▸ **Short exercise**: Every record must appear in your copy exactly as written, with no pictures.

[START OF Exercise inputs]

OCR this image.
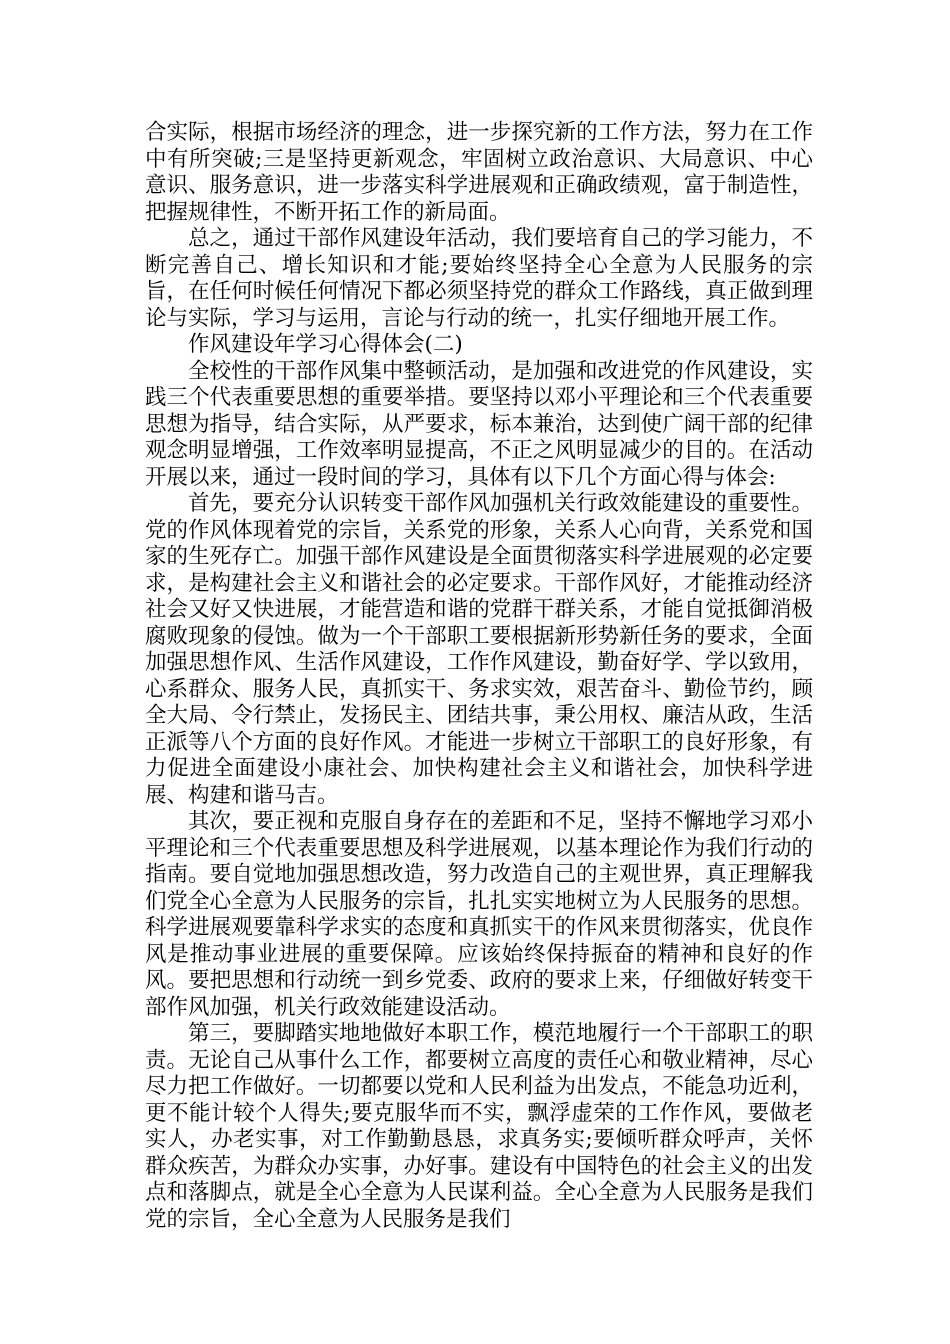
合实际，根据市场经济的理念，进一步探究新的工作方法，努力在工作中有所突破;三是坚持更新观念，牢固树立政治意识、大局意识、中心意识、服务意识，进一步落实科学进展观和正确政绩观，富于制造性，把握规律性，不断开拓工作的新局面。

总之，通过干部作风建设年活动，我们要培育自己的学习能力，不断完善自己、增长知识和才能;要始终坚持全心全意为人民服务的宗旨，在任何时候任何情况下都必须坚持党的群众工作路线，真正做到理论与实际，学习与运用，言论与行动的统一，扎实仔细地开展工作。

作风建设年学习心得体会(二)

全校性的干部作风集中整顿活动，是加强和改进党的作风建设，实践三个代表重要思想的重要举措。要坚持以邓小平理论和三个代表重要思想为指导，结合实际，从严要求，标本兼治，达到使广阔干部的纪律观念明显增强，工作效率明显提高，不正之风明显减少的目的。在活动开展以来，通过一段时间的学习，具体有以下几个方面心得与体会:

首先，要充分认识转变干部作风加强机关行政效能建设的重要性。党的作风体现着党的宗旨，关系党的形象，关系人心向背，关系党和国家的生死存亡。加强干部作风建设是全面贯彻落实科学进展观的必定要求，是构建社会主义和谐社会的必定要求。干部作风好，才能推动经济社会又好又快进展，才能营造和谐的党群干群关系，才能自觉抵御消极腐败现象的侵蚀。做为一个干部职工要根据新形势新任务的要求，全面加强思想作风、生活作风建设，工作作风建设，勤奋好学、学以致用，心系群众、服务人民，真抓实干、务求实效，艰苦奋斗、勤俭节约，顾全大局、令行禁止，发扬民主、团结共事，秉公用权、廉洁从政，生活正派等八个方面的良好作风。才能进一步树立干部职工的良好形象，有力促进全面建设小康社会、加快构建社会主义和谐社会，加快科学进展、构建和谐马吉。

其次，要正视和克服自身存在的差距和不足，坚持不懈地学习邓小平理论和三个代表重要思想及科学进展观，以基本理论作为我们行动的指南。要自觉地加强思想改造，努力改造自己的主观世界，真正理解我们党全心全意为人民服务的宗旨，扎扎实实地树立为人民服务的思想。科学进展观要靠科学求实的态度和真抓实干的作风来贯彻落实，优良作风是推动事业进展的重要保障。应该始终保持振奋的精神和良好的作风。要把思想和行动统一到乡党委、政府的要求上来，仔细做好转变干部作风加强，机关行政效能建设活动。

第三，要脚踏实地地做好本职工作，模范地履行一个干部职工的职责。无论自己从事什么工作，都要树立高度的责任心和敬业精神，尽心尽力把工作做好。一切都要以党和人民利益为出发点，不能急功近利，更不能计较个人得失;要克服华而不实，飘浮虚荣的工作作风，要做老实人，办老实事，对工作勤勤恳恳，求真务实;要倾听群众呼声，关怀群众疾苦，为群众办实事，办好事。建设有中国特色的社会主义的出发点和落脚点，就是全心全意为人民谋利益。全心全意为人民服务是我们党的宗旨，全心全意为人民服务是我们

[END OF Exercise inputs]

▸ **Solution**:
OCR this image.
合实际，根据市场经济的理念，进一步探究新的工作方法，努力在工作中有所突破;三是坚持更新观念，牢固树立政治意识、大局意识、中心意识、服务意识，进一步落实科学进展观和正确政绩观，富于制造性，把握规律性，不断开拓工作的新局面。

总之，通过干部作风建设年活动，我们要培育自己的学习能力，不断完善自己、增长知识和才能;要始终坚持全心全意为人民服务的宗旨，在任何时候任何情况下都必须坚持党的群众工作路线，真正做到理论与实际，学习与运用，言论与行动的统一，扎实仔细地开展工作。

作风建设年学习心得体会(二)

全校性的干部作风集中整顿活动，是加强和改进党的作风建设，实践三个代表重要思想的重要举措。要坚持以邓小平理论和三个代表重要思想为指导，结合实际，从严要求，标本兼治，达到使广阔干部的纪律观念明显增强，工作效率明显提高，不正之风明显减少的目的。在活动开展以来，通过一段时间的学习，具体有以下几个方面心得与体会:

首先，要充分认识转变干部作风加强机关行政效能建设的重要性。党的作风体现着党的宗旨，关系党的形象，关系人心向背，关系党和国家的生死存亡。加强干部作风建设是全面贯彻落实科学进展观的必定要求，是构建社会主义和谐社会的必定要求。干部作风好，才能推动经济社会又好又快进展，才能营造和谐的党群干群关系，才能自觉抵御消极腐败现象的侵蚀。做为一个干部职工要根据新形势新任务的要求，全面加强思想作风、生活作风建设，工作作风建设，勤奋好学、学以致用，心系群众、服务人民，真抓实干、务求实效，艰苦奋斗、勤俭节约，顾全大局、令行禁止，发扬民主、团结共事，秉公用权、廉洁从政，生活正派等八个方面的良好作风。才能进一步树立干部职工的良好形象，有力促进全面建设小康社会、加快构建社会主义和谐社会，加快科学进展、构建和谐马吉。

其次，要正视和克服自身存在的差距和不足，坚持不懈地学习邓小平理论和三个代表重要思想及科学进展观，以基本理论作为我们行动的指南。要自觉地加强思想改造，努力改造自己的主观世界，真正理解我们党全心全意为人民服务的宗旨，扎扎实实地树立为人民服务的思想。科学进展观要靠科学求实的态度和真抓实干的作风来贯彻落实，优良作风是推动事业进展的重要保障。应该始终保持振奋的精神和良好的作风。要把思想和行动统一到乡党委、政府的要求上来，仔细做好转变干部作风加强，机关行政效能建设活动。

第三，要脚踏实地地做好本职工作，模范地履行一个干部职工的职责。无论自己从事什么工作，都要树立高度的责任心和敬业精神，尽心尽力把工作做好。一切都要以党和人民利益为出发点，不能急功近利，更不能计较个人得失;要克服华而不实，飘浮虚荣的工作作风，要做老实人，办老实事，对工作勤勤恳恳，求真务实;要倾听群众呼声，关怀群众疾苦，为群众办实事，办好事。建设有中国特色的社会主义的出发点和落脚点，就是全心全意为人民谋利益。全心全意为人民服务是我们党的宗旨，全心全意为人民服务是我们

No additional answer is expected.